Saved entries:
--

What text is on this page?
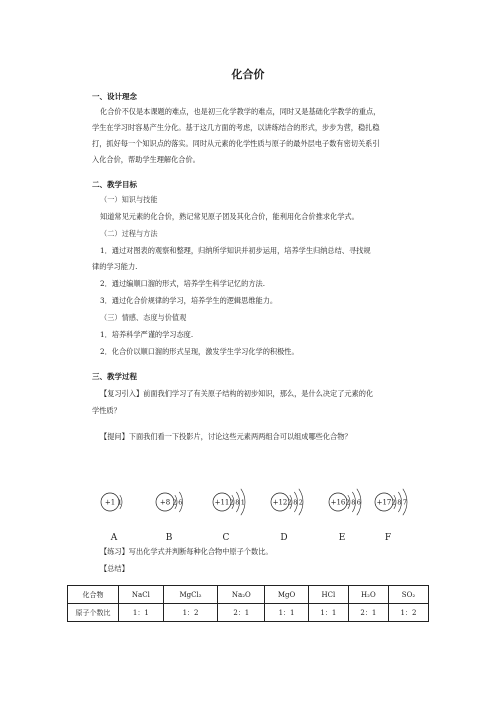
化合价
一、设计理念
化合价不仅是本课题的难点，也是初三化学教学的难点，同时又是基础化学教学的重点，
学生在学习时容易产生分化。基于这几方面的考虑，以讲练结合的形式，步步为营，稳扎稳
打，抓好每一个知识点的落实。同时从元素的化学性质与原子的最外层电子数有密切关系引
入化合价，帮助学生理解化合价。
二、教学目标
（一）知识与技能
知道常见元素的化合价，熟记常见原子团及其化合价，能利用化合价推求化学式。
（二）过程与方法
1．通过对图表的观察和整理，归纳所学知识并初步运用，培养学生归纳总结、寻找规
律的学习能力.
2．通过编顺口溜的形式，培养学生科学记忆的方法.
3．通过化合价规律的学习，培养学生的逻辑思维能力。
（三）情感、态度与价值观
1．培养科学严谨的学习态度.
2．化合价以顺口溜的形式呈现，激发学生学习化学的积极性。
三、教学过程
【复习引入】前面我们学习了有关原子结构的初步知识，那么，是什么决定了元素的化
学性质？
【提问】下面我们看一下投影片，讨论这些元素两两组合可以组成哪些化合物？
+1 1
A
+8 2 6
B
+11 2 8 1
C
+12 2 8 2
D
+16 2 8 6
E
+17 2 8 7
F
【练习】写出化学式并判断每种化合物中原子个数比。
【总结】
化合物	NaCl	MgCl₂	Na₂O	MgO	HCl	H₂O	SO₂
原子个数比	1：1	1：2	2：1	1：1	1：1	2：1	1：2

--

*YOUR TASK*
Give back each entry exactly as it appears, with no pictures.

*TASK ANSWER*
What text is on this page?
化合价
一、设计理念
化合价不仅是本课题的难点，也是初三化学教学的难点，同时又是基础化学教学的重点，
学生在学习时容易产生分化。基于这几方面的考虑，以讲练结合的形式，步步为营，稳扎稳
打，抓好每一个知识点的落实。同时从元素的化学性质与原子的最外层电子数有密切关系引
入化合价，帮助学生理解化合价。
二、教学目标
（一）知识与技能
知道常见元素的化合价，熟记常见原子团及其化合价，能利用化合价推求化学式。
（二）过程与方法
1．通过对图表的观察和整理，归纳所学知识并初步运用，培养学生归纳总结、寻找规
律的学习能力.
2．通过编顺口溜的形式，培养学生科学记忆的方法.
3．通过化合价规律的学习，培养学生的逻辑思维能力。
（三）情感、态度与价值观
1．培养科学严谨的学习态度.
2．化合价以顺口溜的形式呈现，激发学生学习化学的积极性。
三、教学过程
【复习引入】前面我们学习了有关原子结构的初步知识，那么，是什么决定了元素的化
学性质？
【提问】下面我们看一下投影片，讨论这些元素两两组合可以组成哪些化合物？
+1 1
A
+8 2 6
B
+11 2 8 1
C
+12 2 8 2
D
+16 2 8 6
E
+17 2 8 7
F
【练习】写出化学式并判断每种化合物中原子个数比。
【总结】
化合物	NaCl	MgCl₂	Na₂O	MgO	HCl	H₂O	SO₂
原子个数比	1：1	1：2	2：1	1：1	1：1	2：1	1：2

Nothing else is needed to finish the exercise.